(Extracts from a graphics dataset)
______________________________

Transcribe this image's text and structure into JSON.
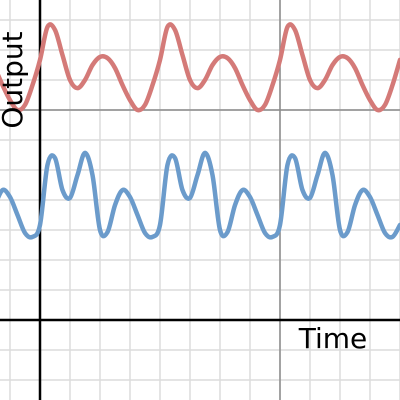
{
  "chart_data": {
    "type": "line",
    "xlabel": "Time",
    "ylabel": "Output",
    "xlim": [
      -1.3333,
      12
    ],
    "ylim": [
      -2.6667,
      10.6667
    ],
    "xticks": [
      -1,
      0,
      1,
      2,
      3,
      4,
      5,
      6,
      7,
      8,
      9,
      10,
      11,
      12
    ],
    "yticks": [
      -2,
      -1,
      0,
      1,
      2,
      3,
      4,
      5,
      6,
      7,
      8,
      9,
      10
    ],
    "major_xticks": [
      8
    ],
    "major_yticks": [
      7
    ],
    "grid": true,
    "x": [
      -1.5,
      -1.25,
      -1,
      -0.75,
      -0.5,
      -0.25,
      0,
      0.25,
      0.5,
      0.75,
      1,
      1.25,
      1.5,
      1.75,
      2,
      2.25,
      2.5,
      2.75,
      3,
      3.25,
      3.5,
      3.75,
      4,
      4.25,
      4.5,
      4.75,
      5,
      5.25,
      5.5,
      5.75,
      6,
      6.25,
      6.5,
      6.75,
      7,
      7.25,
      7.5,
      7.75,
      8,
      8.25,
      8.5,
      8.75,
      9,
      9.25,
      9.5,
      9.75,
      10,
      10.25,
      10.5,
      10.75,
      11,
      11.25,
      11.5,
      11.75,
      12
    ],
    "series": [
      {
        "color": "#d47a78",
        "values": [
          8.4,
          7.83,
          7.33,
          7,
          7.17,
          7.83,
          8.67,
          9.77,
          9.67,
          8.83,
          8,
          7.73,
          8,
          8.5,
          8.77,
          8.73,
          8.4,
          7.83,
          7.33,
          7,
          7.17,
          7.83,
          8.67,
          9.77,
          9.67,
          8.83,
          8,
          7.73,
          8,
          8.5,
          8.77,
          8.73,
          8.4,
          7.83,
          7.33,
          7,
          7.17,
          7.83,
          8.67,
          9.77,
          9.67,
          8.83,
          8,
          7.73,
          8,
          8.5,
          8.77,
          8.73,
          8.4,
          7.83,
          7.33,
          7,
          7.17,
          7.83,
          8.67
        ]
      },
      {
        "color": "#6b9bcb",
        "values": [
          3.83,
          4.33,
          4.1,
          3.5,
          2.9,
          2.77,
          3.17,
          5.17,
          5.4,
          4.33,
          4.07,
          4.83,
          5.57,
          4.83,
          3,
          2.93,
          3.83,
          4.33,
          4.1,
          3.5,
          2.9,
          2.77,
          3.17,
          5.17,
          5.4,
          4.33,
          4.07,
          4.83,
          5.57,
          4.83,
          3,
          2.93,
          3.83,
          4.33,
          4.1,
          3.5,
          2.9,
          2.77,
          3.17,
          5.17,
          5.4,
          4.33,
          4.07,
          4.83,
          5.57,
          4.83,
          3,
          2.93,
          3.83,
          4.33,
          4.1,
          3.5,
          2.9,
          2.77,
          3.17
        ]
      }
    ]
  }
}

______________________________

WORK TO DO: What comes back should match the records exactly, minus any pictures.

WRITTEN ANSWER:
Transcribe this image's text and structure into JSON.
{
  "chart_data": {
    "type": "line",
    "xlabel": "Time",
    "ylabel": "Output",
    "xlim": [
      -1.3333,
      12
    ],
    "ylim": [
      -2.6667,
      10.6667
    ],
    "xticks": [
      -1,
      0,
      1,
      2,
      3,
      4,
      5,
      6,
      7,
      8,
      9,
      10,
      11,
      12
    ],
    "yticks": [
      -2,
      -1,
      0,
      1,
      2,
      3,
      4,
      5,
      6,
      7,
      8,
      9,
      10
    ],
    "major_xticks": [
      8
    ],
    "major_yticks": [
      7
    ],
    "grid": true,
    "x": [
      -1.5,
      -1.25,
      -1,
      -0.75,
      -0.5,
      -0.25,
      0,
      0.25,
      0.5,
      0.75,
      1,
      1.25,
      1.5,
      1.75,
      2,
      2.25,
      2.5,
      2.75,
      3,
      3.25,
      3.5,
      3.75,
      4,
      4.25,
      4.5,
      4.75,
      5,
      5.25,
      5.5,
      5.75,
      6,
      6.25,
      6.5,
      6.75,
      7,
      7.25,
      7.5,
      7.75,
      8,
      8.25,
      8.5,
      8.75,
      9,
      9.25,
      9.5,
      9.75,
      10,
      10.25,
      10.5,
      10.75,
      11,
      11.25,
      11.5,
      11.75,
      12
    ],
    "series": [
      {
        "color": "#d47a78",
        "values": [
          8.4,
          7.83,
          7.33,
          7,
          7.17,
          7.83,
          8.67,
          9.77,
          9.67,
          8.83,
          8,
          7.73,
          8,
          8.5,
          8.77,
          8.73,
          8.4,
          7.83,
          7.33,
          7,
          7.17,
          7.83,
          8.67,
          9.77,
          9.67,
          8.83,
          8,
          7.73,
          8,
          8.5,
          8.77,
          8.73,
          8.4,
          7.83,
          7.33,
          7,
          7.17,
          7.83,
          8.67,
          9.77,
          9.67,
          8.83,
          8,
          7.73,
          8,
          8.5,
          8.77,
          8.73,
          8.4,
          7.83,
          7.33,
          7,
          7.17,
          7.83,
          8.67
        ]
      },
      {
        "color": "#6b9bcb",
        "values": [
          3.83,
          4.33,
          4.1,
          3.5,
          2.9,
          2.77,
          3.17,
          5.17,
          5.4,
          4.33,
          4.07,
          4.83,
          5.57,
          4.83,
          3,
          2.93,
          3.83,
          4.33,
          4.1,
          3.5,
          2.9,
          2.77,
          3.17,
          5.17,
          5.4,
          4.33,
          4.07,
          4.83,
          5.57,
          4.83,
          3,
          2.93,
          3.83,
          4.33,
          4.1,
          3.5,
          2.9,
          2.77,
          3.17,
          5.17,
          5.4,
          4.33,
          4.07,
          4.83,
          5.57,
          4.83,
          3,
          2.93,
          3.83,
          4.33,
          4.1,
          3.5,
          2.9,
          2.77,
          3.17
        ]
      }
    ]
  }
}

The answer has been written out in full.